**GIVEN REQUEST:**
Transcribe the listing that follows in full, omitting pictures.

— START OF DATASET ROWS —

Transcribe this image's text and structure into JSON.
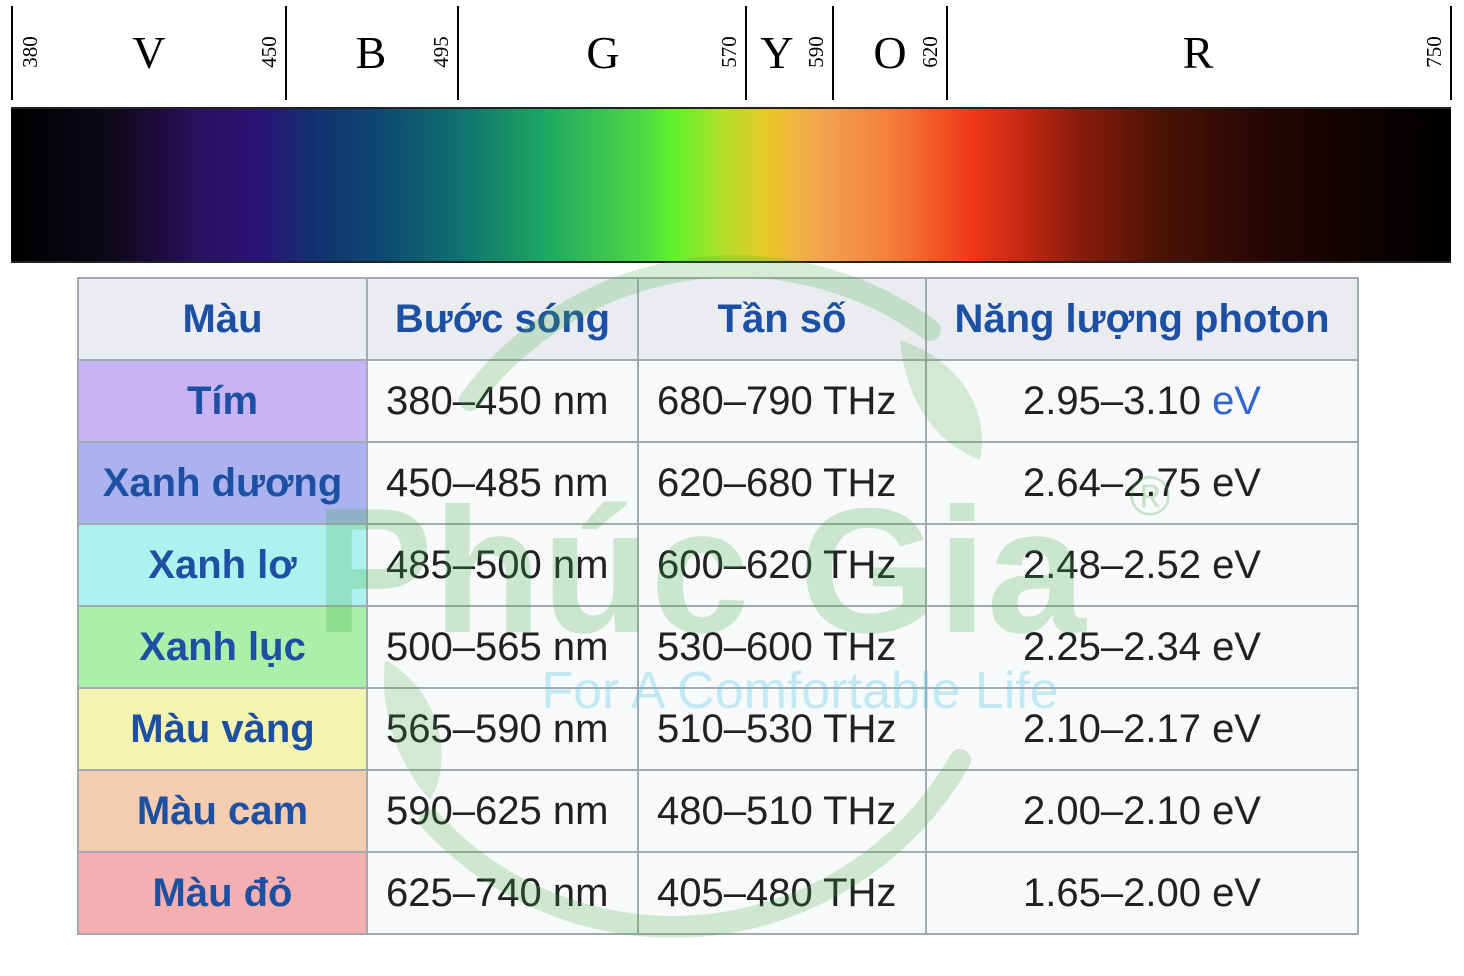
{
  "spectrum": {
    "wavelength_marks": [
      "380",
      "450",
      "495",
      "570",
      "590",
      "620",
      "750"
    ],
    "bands": [
      "V",
      "B",
      "G",
      "Y",
      "O",
      "R"
    ]
  },
  "table": {
    "headers": [
      "Màu",
      "Bước sóng",
      "Tần số",
      "Năng lượng photon"
    ],
    "rows": [
      {
        "name": "Tím",
        "color": "#c8b4f4",
        "wavelength": "380–450 nm",
        "frequency": "680–790 THz",
        "energy_value": "2.95–3.10",
        "energy_unit": "eV"
      },
      {
        "name": "Xanh dương",
        "color": "#aab3f0",
        "wavelength": "450–485 nm",
        "frequency": "620–680 THz",
        "energy_value": "2.64–2.75",
        "energy_unit": "eV"
      },
      {
        "name": "Xanh lơ",
        "color": "#aef2f0",
        "wavelength": "485–500 nm",
        "frequency": "600–620 THz",
        "energy_value": "2.48–2.52",
        "energy_unit": "eV"
      },
      {
        "name": "Xanh lục",
        "color": "#aaf0aa",
        "wavelength": "500–565 nm",
        "frequency": "530–600 THz",
        "energy_value": "2.25–2.34",
        "energy_unit": "eV"
      },
      {
        "name": "Màu vàng",
        "color": "#f4f4b0",
        "wavelength": "565–590 nm",
        "frequency": "510–530 THz",
        "energy_value": "2.10–2.17",
        "energy_unit": "eV"
      },
      {
        "name": "Màu cam",
        "color": "#f4cdb0",
        "wavelength": "590–625 nm",
        "frequency": "480–510 THz",
        "energy_value": "2.00–2.10",
        "energy_unit": "eV"
      },
      {
        "name": "Màu đỏ",
        "color": "#f4b0b0",
        "wavelength": "625–740 nm",
        "frequency": "405–480 THz",
        "energy_value": "1.65–2.00",
        "energy_unit": "eV"
      }
    ]
  },
  "watermark": {
    "brand": "Phúc Gia",
    "registered_mark": "®",
    "tagline": "For A Comfortable Life"
  }
}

— END OF DATASET ROWS —

**EXERCISE SOLUTION:**
Transcribe this image's text and structure into JSON.
{
  "spectrum": {
    "wavelength_marks": [
      "380",
      "450",
      "495",
      "570",
      "590",
      "620",
      "750"
    ],
    "bands": [
      "V",
      "B",
      "G",
      "Y",
      "O",
      "R"
    ]
  },
  "table": {
    "headers": [
      "Màu",
      "Bước sóng",
      "Tần số",
      "Năng lượng photon"
    ],
    "rows": [
      {
        "name": "Tím",
        "color": "#c8b4f4",
        "wavelength": "380–450 nm",
        "frequency": "680–790 THz",
        "energy_value": "2.95–3.10",
        "energy_unit": "eV"
      },
      {
        "name": "Xanh dương",
        "color": "#aab3f0",
        "wavelength": "450–485 nm",
        "frequency": "620–680 THz",
        "energy_value": "2.64–2.75",
        "energy_unit": "eV"
      },
      {
        "name": "Xanh lơ",
        "color": "#aef2f0",
        "wavelength": "485–500 nm",
        "frequency": "600–620 THz",
        "energy_value": "2.48–2.52",
        "energy_unit": "eV"
      },
      {
        "name": "Xanh lục",
        "color": "#aaf0aa",
        "wavelength": "500–565 nm",
        "frequency": "530–600 THz",
        "energy_value": "2.25–2.34",
        "energy_unit": "eV"
      },
      {
        "name": "Màu vàng",
        "color": "#f4f4b0",
        "wavelength": "565–590 nm",
        "frequency": "510–530 THz",
        "energy_value": "2.10–2.17",
        "energy_unit": "eV"
      },
      {
        "name": "Màu cam",
        "color": "#f4cdb0",
        "wavelength": "590–625 nm",
        "frequency": "480–510 THz",
        "energy_value": "2.00–2.10",
        "energy_unit": "eV"
      },
      {
        "name": "Màu đỏ",
        "color": "#f4b0b0",
        "wavelength": "625–740 nm",
        "frequency": "405–480 THz",
        "energy_value": "1.65–2.00",
        "energy_unit": "eV"
      }
    ]
  },
  "watermark": {
    "brand": "Phúc Gia",
    "registered_mark": "®",
    "tagline": "For A Comfortable Life"
  }
}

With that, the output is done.